* [REQUEST]
Extract the listing below in full, unchanged.
— Start of SOURCE DATA —
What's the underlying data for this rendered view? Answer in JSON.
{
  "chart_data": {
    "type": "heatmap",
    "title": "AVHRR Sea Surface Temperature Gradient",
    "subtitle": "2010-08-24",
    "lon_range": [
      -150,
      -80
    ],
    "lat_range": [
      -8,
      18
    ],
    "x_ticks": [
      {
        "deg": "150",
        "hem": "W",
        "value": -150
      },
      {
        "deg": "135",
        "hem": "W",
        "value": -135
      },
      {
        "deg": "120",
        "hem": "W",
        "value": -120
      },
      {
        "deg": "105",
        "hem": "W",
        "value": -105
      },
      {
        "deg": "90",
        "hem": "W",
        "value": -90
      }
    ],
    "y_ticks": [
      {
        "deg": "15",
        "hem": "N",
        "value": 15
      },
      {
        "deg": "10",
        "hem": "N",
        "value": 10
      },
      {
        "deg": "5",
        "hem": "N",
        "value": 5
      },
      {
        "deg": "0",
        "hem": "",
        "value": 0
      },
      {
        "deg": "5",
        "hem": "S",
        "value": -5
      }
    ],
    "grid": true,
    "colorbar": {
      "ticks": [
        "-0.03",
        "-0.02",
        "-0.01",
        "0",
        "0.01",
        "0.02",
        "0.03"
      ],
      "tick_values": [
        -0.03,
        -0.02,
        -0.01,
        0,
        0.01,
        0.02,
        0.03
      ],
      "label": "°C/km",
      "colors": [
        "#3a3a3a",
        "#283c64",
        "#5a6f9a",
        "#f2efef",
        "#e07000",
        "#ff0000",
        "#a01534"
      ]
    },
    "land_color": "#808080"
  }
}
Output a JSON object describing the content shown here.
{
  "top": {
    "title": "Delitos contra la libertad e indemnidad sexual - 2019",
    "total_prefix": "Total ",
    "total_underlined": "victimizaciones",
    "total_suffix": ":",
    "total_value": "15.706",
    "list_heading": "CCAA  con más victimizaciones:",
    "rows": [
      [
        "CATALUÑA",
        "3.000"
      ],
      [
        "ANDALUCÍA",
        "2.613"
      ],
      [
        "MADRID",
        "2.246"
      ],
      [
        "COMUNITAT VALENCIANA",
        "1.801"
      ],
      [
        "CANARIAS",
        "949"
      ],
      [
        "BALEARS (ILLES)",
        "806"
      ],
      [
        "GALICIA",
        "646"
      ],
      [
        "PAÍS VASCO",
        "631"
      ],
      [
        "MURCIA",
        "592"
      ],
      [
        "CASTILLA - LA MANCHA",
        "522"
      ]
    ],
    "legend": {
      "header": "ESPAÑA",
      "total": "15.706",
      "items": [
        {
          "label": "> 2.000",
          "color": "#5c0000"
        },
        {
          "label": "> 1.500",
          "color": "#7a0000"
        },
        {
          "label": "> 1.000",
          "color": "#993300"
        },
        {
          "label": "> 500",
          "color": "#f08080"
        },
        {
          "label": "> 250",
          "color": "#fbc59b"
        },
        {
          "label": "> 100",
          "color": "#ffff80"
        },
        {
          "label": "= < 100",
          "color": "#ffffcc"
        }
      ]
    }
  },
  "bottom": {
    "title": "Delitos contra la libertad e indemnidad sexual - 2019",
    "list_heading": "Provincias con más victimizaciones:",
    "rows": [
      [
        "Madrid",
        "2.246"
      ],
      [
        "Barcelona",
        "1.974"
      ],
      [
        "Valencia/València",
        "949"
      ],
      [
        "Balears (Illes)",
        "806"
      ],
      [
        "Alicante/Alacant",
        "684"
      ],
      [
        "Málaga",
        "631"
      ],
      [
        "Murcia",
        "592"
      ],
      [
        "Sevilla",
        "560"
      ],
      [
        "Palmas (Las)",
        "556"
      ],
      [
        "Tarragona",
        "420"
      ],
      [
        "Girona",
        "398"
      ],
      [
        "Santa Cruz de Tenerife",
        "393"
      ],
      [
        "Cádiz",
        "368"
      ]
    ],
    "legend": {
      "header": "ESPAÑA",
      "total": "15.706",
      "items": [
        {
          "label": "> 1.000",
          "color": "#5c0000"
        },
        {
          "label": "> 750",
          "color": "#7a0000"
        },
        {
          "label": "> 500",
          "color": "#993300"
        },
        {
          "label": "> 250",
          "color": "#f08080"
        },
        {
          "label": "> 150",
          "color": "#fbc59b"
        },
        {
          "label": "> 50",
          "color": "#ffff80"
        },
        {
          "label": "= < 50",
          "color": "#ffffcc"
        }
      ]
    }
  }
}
— End of SOURCE DATA —
* [EXERCISE SOLUTION]
What's the underlying data for this rendered view? Answer in JSON.
{
  "chart_data": {
    "type": "heatmap",
    "title": "AVHRR Sea Surface Temperature Gradient",
    "subtitle": "2010-08-24",
    "lon_range": [
      -150,
      -80
    ],
    "lat_range": [
      -8,
      18
    ],
    "x_ticks": [
      {
        "deg": "150",
        "hem": "W",
        "value": -150
      },
      {
        "deg": "135",
        "hem": "W",
        "value": -135
      },
      {
        "deg": "120",
        "hem": "W",
        "value": -120
      },
      {
        "deg": "105",
        "hem": "W",
        "value": -105
      },
      {
        "deg": "90",
        "hem": "W",
        "value": -90
      }
    ],
    "y_ticks": [
      {
        "deg": "15",
        "hem": "N",
        "value": 15
      },
      {
        "deg": "10",
        "hem": "N",
        "value": 10
      },
      {
        "deg": "5",
        "hem": "N",
        "value": 5
      },
      {
        "deg": "0",
        "hem": "",
        "value": 0
      },
      {
        "deg": "5",
        "hem": "S",
        "value": -5
      }
    ],
    "grid": true,
    "colorbar": {
      "ticks": [
        "-0.03",
        "-0.02",
        "-0.01",
        "0",
        "0.01",
        "0.02",
        "0.03"
      ],
      "tick_values": [
        -0.03,
        -0.02,
        -0.01,
        0,
        0.01,
        0.02,
        0.03
      ],
      "label": "°C/km",
      "colors": [
        "#3a3a3a",
        "#283c64",
        "#5a6f9a",
        "#f2efef",
        "#e07000",
        "#ff0000",
        "#a01534"
      ]
    },
    "land_color": "#808080"
  }
}
Output a JSON object describing the content shown here.
{
  "top": {
    "title": "Delitos contra la libertad e indemnidad sexual - 2019",
    "total_prefix": "Total ",
    "total_underlined": "victimizaciones",
    "total_suffix": ":",
    "total_value": "15.706",
    "list_heading": "CCAA  con más victimizaciones:",
    "rows": [
      [
        "CATALUÑA",
        "3.000"
      ],
      [
        "ANDALUCÍA",
        "2.613"
      ],
      [
        "MADRID",
        "2.246"
      ],
      [
        "COMUNITAT VALENCIANA",
        "1.801"
      ],
      [
        "CANARIAS",
        "949"
      ],
      [
        "BALEARS (ILLES)",
        "806"
      ],
      [
        "GALICIA",
        "646"
      ],
      [
        "PAÍS VASCO",
        "631"
      ],
      [
        "MURCIA",
        "592"
      ],
      [
        "CASTILLA - LA MANCHA",
        "522"
      ]
    ],
    "legend": {
      "header": "ESPAÑA",
      "total": "15.706",
      "items": [
        {
          "label": "> 2.000",
          "color": "#5c0000"
        },
        {
          "label": "> 1.500",
          "color": "#7a0000"
        },
        {
          "label": "> 1.000",
          "color": "#993300"
        },
        {
          "label": "> 500",
          "color": "#f08080"
        },
        {
          "label": "> 250",
          "color": "#fbc59b"
        },
        {
          "label": "> 100",
          "color": "#ffff80"
        },
        {
          "label": "= < 100",
          "color": "#ffffcc"
        }
      ]
    }
  },
  "bottom": {
    "title": "Delitos contra la libertad e indemnidad sexual - 2019",
    "list_heading": "Provincias con más victimizaciones:",
    "rows": [
      [
        "Madrid",
        "2.246"
      ],
      [
        "Barcelona",
        "1.974"
      ],
      [
        "Valencia/València",
        "949"
      ],
      [
        "Balears (Illes)",
        "806"
      ],
      [
        "Alicante/Alacant",
        "684"
      ],
      [
        "Málaga",
        "631"
      ],
      [
        "Murcia",
        "592"
      ],
      [
        "Sevilla",
        "560"
      ],
      [
        "Palmas (Las)",
        "556"
      ],
      [
        "Tarragona",
        "420"
      ],
      [
        "Girona",
        "398"
      ],
      [
        "Santa Cruz de Tenerife",
        "393"
      ],
      [
        "Cádiz",
        "368"
      ]
    ],
    "legend": {
      "header": "ESPAÑA",
      "total": "15.706",
      "items": [
        {
          "label": "> 1.000",
          "color": "#5c0000"
        },
        {
          "label": "> 750",
          "color": "#7a0000"
        },
        {
          "label": "> 500",
          "color": "#993300"
        },
        {
          "label": "> 250",
          "color": "#f08080"
        },
        {
          "label": "> 150",
          "color": "#fbc59b"
        },
        {
          "label": "> 50",
          "color": "#ffff80"
        },
        {
          "label": "= < 50",
          "color": "#ffffcc"
        }
      ]
    }
  }
}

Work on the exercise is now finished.